◆ What is expected
Set each entry down verbatim, omitting images.

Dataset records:
--------------------------------
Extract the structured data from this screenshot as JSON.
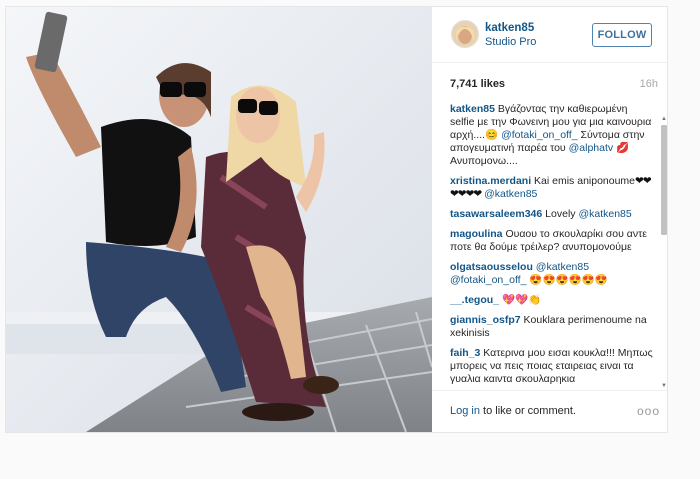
{
  "post": {
    "username": "katken85",
    "location": "Studio Pro",
    "follow_label": "FOLLOW",
    "likes": "7,741 likes",
    "time": "16h"
  },
  "comments": [
    {
      "user": "katken85",
      "text": "Βγάζοντας την καθιερωμένη selfie με την Φωνεινη μου για μια καινουρια αρχή....",
      "emoji": "😊",
      "mention": "@fotaki_on_off_",
      "text2": "Σύντομα στην απογευματινή παρέα του",
      "mention2": "@alphatv",
      "emoji2": "💋",
      "text3": "Ανυπομονω...."
    },
    {
      "user": "xristina.merdani",
      "text": "Kai emis aniponoume",
      "hearts": "❤❤❤❤❤❤",
      "mention": "@katken85"
    },
    {
      "user": "tasawarsaleem346",
      "text": "Lovely",
      "mention": "@katken85"
    },
    {
      "user": "magoulina",
      "text": "Ουαου το σκουλαρίκι σου αντε ποτε θα δούμε τρέιλερ? ανυπομονούμε"
    },
    {
      "user": "olgatsaousselou",
      "mention": "@katken85",
      "mention2": "@fotaki_on_off_",
      "emoji": "😍😍😍😍😍😍"
    },
    {
      "user": "__.tegou_",
      "emoji": "💖💖",
      "emoji2": "👏"
    },
    {
      "user": "giannis_osfp7",
      "text": "Kouklara perimenoume na xekinisis"
    },
    {
      "user": "faih_3",
      "text": "Κατερινα μου εισαι κουκλα!!! Μηπως μπορεις να πεις ποιας εταιρειας ειναι τα γυαλια καιντα σκουλαρηκια"
    }
  ],
  "footer": {
    "login_link": "Log in",
    "login_rest": " to like or comment.",
    "more": "ooo"
  }
}
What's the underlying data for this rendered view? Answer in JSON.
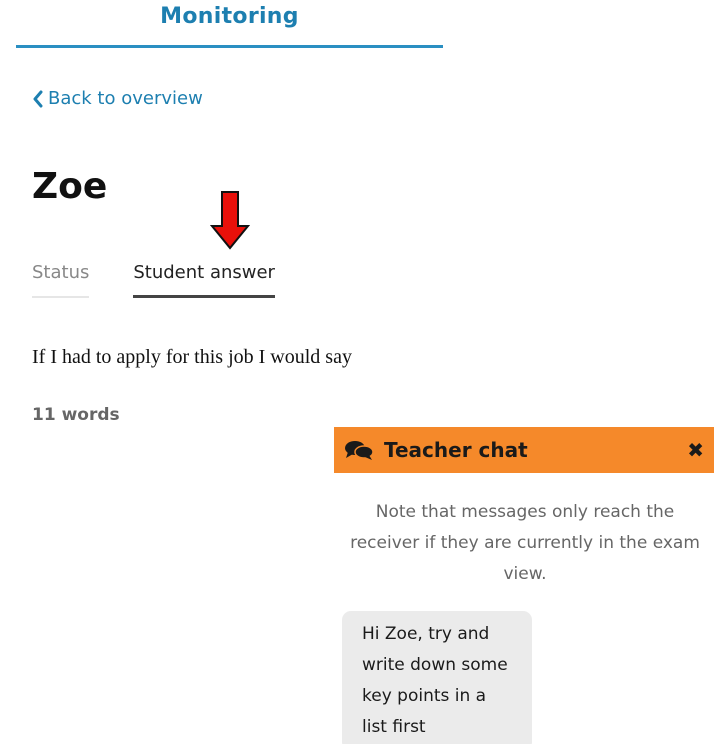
{
  "header": {
    "title": "Monitoring"
  },
  "nav": {
    "back_label": "Back to overview"
  },
  "student": {
    "name": "Zoe"
  },
  "tabs": [
    {
      "label": "Status",
      "active": false
    },
    {
      "label": "Student answer",
      "active": true
    }
  ],
  "answer": {
    "text": "If I had to apply for this job I would say",
    "word_count": "11 words"
  },
  "chat": {
    "title": "Teacher chat",
    "close_label": "✖",
    "note": "Note that messages only reach the receiver if they are currently in the exam view.",
    "messages": [
      {
        "text": "Hi Zoe, try and write down some key points in a list first"
      }
    ]
  },
  "colors": {
    "accent": "#1d7fb0",
    "chat_header": "#f5892a",
    "annotation_arrow": "#e8100a"
  },
  "icons": {
    "back": "chevron-left-icon",
    "chat": "comments-icon",
    "close": "close-icon",
    "annotation": "down-arrow-icon"
  }
}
--------------------------------
◆ Response to the exercise
Extract the structured data from this screenshot as JSON.
{
  "post": {
    "username": "katken85",
    "location": "Studio Pro",
    "follow_label": "FOLLOW",
    "likes": "7,741 likes",
    "time": "16h"
  },
  "comments": [
    {
      "user": "katken85",
      "text": "Βγάζοντας την καθιερωμένη selfie με την Φωνεινη μου για μια καινουρια αρχή....",
      "emoji": "😊",
      "mention": "@fotaki_on_off_",
      "text2": "Σύντομα στην απογευματινή παρέα του",
      "mention2": "@alphatv",
      "emoji2": "💋",
      "text3": "Ανυπομονω...."
    },
    {
      "user": "xristina.merdani",
      "text": "Kai emis aniponoume",
      "hearts": "❤❤❤❤❤❤",
      "mention": "@katken85"
    },
    {
      "user": "tasawarsaleem346",
      "text": "Lovely",
      "mention": "@katken85"
    },
    {
      "user": "magoulina",
      "text": "Ουαου το σκουλαρίκι σου αντε ποτε θα δούμε τρέιλερ? ανυπομονούμε"
    },
    {
      "user": "olgatsaousselou",
      "mention": "@katken85",
      "mention2": "@fotaki_on_off_",
      "emoji": "😍😍😍😍😍😍"
    },
    {
      "user": "__.tegou_",
      "emoji": "💖💖",
      "emoji2": "👏"
    },
    {
      "user": "giannis_osfp7",
      "text": "Kouklara perimenoume na xekinisis"
    },
    {
      "user": "faih_3",
      "text": "Κατερινα μου εισαι κουκλα!!! Μηπως μπορεις να πεις ποιας εταιρειας ειναι τα γυαλια καιντα σκουλαρηκια"
    }
  ],
  "footer": {
    "login_link": "Log in",
    "login_rest": " to like or comment.",
    "more": "ooo"
  }
}
What's the underlying data for this rendered view? Answer in JSON.
{
  "header": {
    "title": "Monitoring"
  },
  "nav": {
    "back_label": "Back to overview"
  },
  "student": {
    "name": "Zoe"
  },
  "tabs": [
    {
      "label": "Status",
      "active": false
    },
    {
      "label": "Student answer",
      "active": true
    }
  ],
  "answer": {
    "text": "If I had to apply for this job I would say",
    "word_count": "11 words"
  },
  "chat": {
    "title": "Teacher chat",
    "close_label": "✖",
    "note": "Note that messages only reach the receiver if they are currently in the exam view.",
    "messages": [
      {
        "text": "Hi Zoe, try and write down some key points in a list first"
      }
    ]
  },
  "colors": {
    "accent": "#1d7fb0",
    "chat_header": "#f5892a",
    "annotation_arrow": "#e8100a"
  },
  "icons": {
    "back": "chevron-left-icon",
    "chat": "comments-icon",
    "close": "close-icon",
    "annotation": "down-arrow-icon"
  }
}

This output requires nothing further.